## TEXT PROVIDED
## BEGIN

KUALA LUMPUR, April 15 — The movement control order (MCO), which has been extended for the third time until April 28, have afflicted damage to more and more companies as many of them could not run their businesses during the period.
Even though the government is allowing companies from selected sectors to resume operations during the third phase of the MCO, companies, especially small and medium enterprises (SMEs) which do not fall under the stipulated categories will be badly affected.
Hence, industry experts have once again revised their growth forecast for 2020 downwards, as the MCO continues for another two weeks.
The prolonged MCO means that most businesses face further losses due to the operational shutdown, and this would drag down local economic activities that were already severely impacted by the first two rounds of the MCO, which lasted for nearly one month.
Vernon Chua, retail data expert and chief executive officer of Innergia Labs, said with the MCO extended until April 28, this would mean many businesses would record minimal or zero sales for one and a half months.
Data gathered from SYCARDA, Innergia’s retail data analytics and business intelligence cloud platform, showed that food and beverage (F&B) businesses have lost 90 per cent of their revenue on average during March 18-April 12, 2020 period compared to the same period last year.
SYCARDA’s data helps SME retailers track and analyse their sales across their outlets in real time.
“During this MCO, we have aggregated data from a sample size of 100 F&B outlets and 10 supermarket outlets to see the MCO’s impact on sales. The result for the F&B segment signalled that their cash-flow situation will be reaching critical levels by now.
“This will force them to either downsize or shutter their businesses. The flow-on effect will be that their suppliers will have difficulty collecting existing debt, and will also lose future revenue,” Chua told Bernama today.
Even though supermarkets and convenience stores are seeing record sales currently, he said the mass closure of F&B outlets has caused a major decline in revenue for some supermarkets that are also doing wholesaling to restaurants.
Thus, Chua has come out with several suggestions for SMEs to keep their business going during the MCO, including reducing their operational expenditure.
“Now is the time to get on the phone or send an email to your landlord to ask for a rental reduction or even a moratorium. Your rental is typically the single largest item cost each month, and any savings in that area will give you an immediate cash-flow boost.
“In the Prihatin Rakyat Economic Stimulus Package (Prohatin) (additional measures) announcement recently, the government is also giving a tax deduction to landlords, equivalent to the discount they grant to their SME tenants for the April-June 2020 period,” he said.
He said SMEs should start asking for an extension of credit or a payment plan from their suppliers to help reduce their outgoings, while maintaining their supply for the next few months.
In these uncertain times, he said suppliers would probably be more willing to negotiate favourable terms with SMEs in order to secure their own cash flow.
Chua said that this is a good time to start streamlining the SMEs stock-keeping units (SKU), and understand how much they are contributing in revenue and cost.
“Many retailers don’t realise they are carrying a lot of stocks that don’t really contribute to their topline or bottomline, and instead are tying up their cash unnecessarily,” he added.
He also advised SMEs to be clear on what they are selling, as many F&B operators and retailers do not have a clear idea of what they are selling or the brand that they wish to build and present to their consumers.
“Take this opportunity to regroup and rethink your brand and what it is you are bringing to your customers.

## END

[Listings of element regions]
## BEGIN

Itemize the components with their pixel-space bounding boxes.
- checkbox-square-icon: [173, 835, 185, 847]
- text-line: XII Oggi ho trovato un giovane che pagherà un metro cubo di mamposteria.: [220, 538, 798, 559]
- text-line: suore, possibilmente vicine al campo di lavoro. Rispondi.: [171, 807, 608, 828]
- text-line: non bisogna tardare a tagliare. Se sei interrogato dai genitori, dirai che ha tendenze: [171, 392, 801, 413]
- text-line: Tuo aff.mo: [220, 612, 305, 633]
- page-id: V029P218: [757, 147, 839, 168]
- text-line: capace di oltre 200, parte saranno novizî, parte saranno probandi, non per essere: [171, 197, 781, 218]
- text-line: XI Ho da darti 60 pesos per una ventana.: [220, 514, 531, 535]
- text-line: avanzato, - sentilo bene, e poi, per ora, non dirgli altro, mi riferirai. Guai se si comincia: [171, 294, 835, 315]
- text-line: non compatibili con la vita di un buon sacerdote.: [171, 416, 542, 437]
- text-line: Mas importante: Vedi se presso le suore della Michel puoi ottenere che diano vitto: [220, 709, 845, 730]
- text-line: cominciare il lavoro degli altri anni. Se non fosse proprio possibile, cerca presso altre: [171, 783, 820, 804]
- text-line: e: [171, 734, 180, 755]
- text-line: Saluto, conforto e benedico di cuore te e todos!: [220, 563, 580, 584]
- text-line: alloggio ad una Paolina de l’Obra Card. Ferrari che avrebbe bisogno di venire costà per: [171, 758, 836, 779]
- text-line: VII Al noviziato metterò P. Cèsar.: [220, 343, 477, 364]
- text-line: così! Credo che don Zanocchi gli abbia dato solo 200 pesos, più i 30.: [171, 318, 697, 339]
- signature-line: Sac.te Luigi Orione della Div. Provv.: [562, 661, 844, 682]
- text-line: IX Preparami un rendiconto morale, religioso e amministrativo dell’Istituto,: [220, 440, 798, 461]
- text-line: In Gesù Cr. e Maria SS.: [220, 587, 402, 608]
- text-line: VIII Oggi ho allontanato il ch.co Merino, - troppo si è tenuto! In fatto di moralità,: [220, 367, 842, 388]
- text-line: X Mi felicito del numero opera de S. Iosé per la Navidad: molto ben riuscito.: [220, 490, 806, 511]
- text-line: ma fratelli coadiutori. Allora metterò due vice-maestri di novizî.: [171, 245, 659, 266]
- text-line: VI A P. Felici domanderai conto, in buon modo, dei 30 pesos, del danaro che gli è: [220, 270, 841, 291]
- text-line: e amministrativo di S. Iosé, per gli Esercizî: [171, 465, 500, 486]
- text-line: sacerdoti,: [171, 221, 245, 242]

## END

## TASK INSTRUCTIONS
A) Output the passage of the news article on the MCO's toll on businesses starting at "Even though supermarkets" and ending at "their operational expenditure.".
B) Please write the next part of the news article on the MCO's toll on businesses, picking up after its final sentence.
The listings are separate material, unrelated to the news article on the MCO's toll on businesses.

## THE RESULTS
A)
Even though supermarkets and convenience stores are seeing record sales currently, he said the mass closure of F&B outlets has caused a major decline in revenue for some supermarkets that are also doing wholesaling to restaurants.
Thus, Chua has come out with several suggestions for SMEs to keep their business going during the MCO, including reducing their operational expenditure.

B)
“The benefit of clarity is a more disciplined inventory which means better cash-flow management and controls, as well as the ability to focus your branding, marketing and promotion of your key products. If you’re an F&B operator, this also means you need less training for your kitchen staff and better-quality dishes,” he said.
“SMEs need to begin proactively engaging their customers, starting with simple things like advising them on the status of your store operations and how they can still buy your products during this period.
“If you are closed, start planning your post-crisis celebratory sales and promotions and give them something to look forward to once this is over.
“If you already have a customer relationship management (CRM) system in place, then this becomes easy. If you don’t, then consider implementing one, because understanding, engaging and retaining your customers is going to be a key factor in surviving and succeeding in your cash-flow situation,” he said.
Chua advised SMEs to sell discounted gift cards or cash vouchers, if possible, to raise as much money upfront as possible to go through their cash-flow crunch, as they are going to need to get immediate cash-flow into their business.
“You will need to understand your customer behaviour such as the time they come in, what key products they like to buy, how they match your products together, their pricing sensitivities, and their median spend.
“With this information you will be able to design effective promotions that will, in turn, inject the cash necessary to keep your business running,” he added.
Finally, he said SMEs should take advantage of the government’s SME Digitisation Grant to help them digitise their data and start earning money from it.
“SME retailers sit on an asset and they don’t think of using or monetising: their sales data. Most of them don’t realise that manufacturers, market research companies and data companies are willing to pay them for their data. Of course, this activity must be subject to the Personal Data Protection Act,” he said.
During the MCO period, Chua said the government is focusing on providing liquidity to SMEs through loans, moratoriums and wage subsidies, which are especially useful in helping SMEs manage their cash flow for the next six months.
“However, most of our clients do not believe that their business will return to normal. Faced with the prospect of low sales and continued losses, many SMEs will be weighing the risk of exposing themselves to additional loans as a short-term liquidity boost.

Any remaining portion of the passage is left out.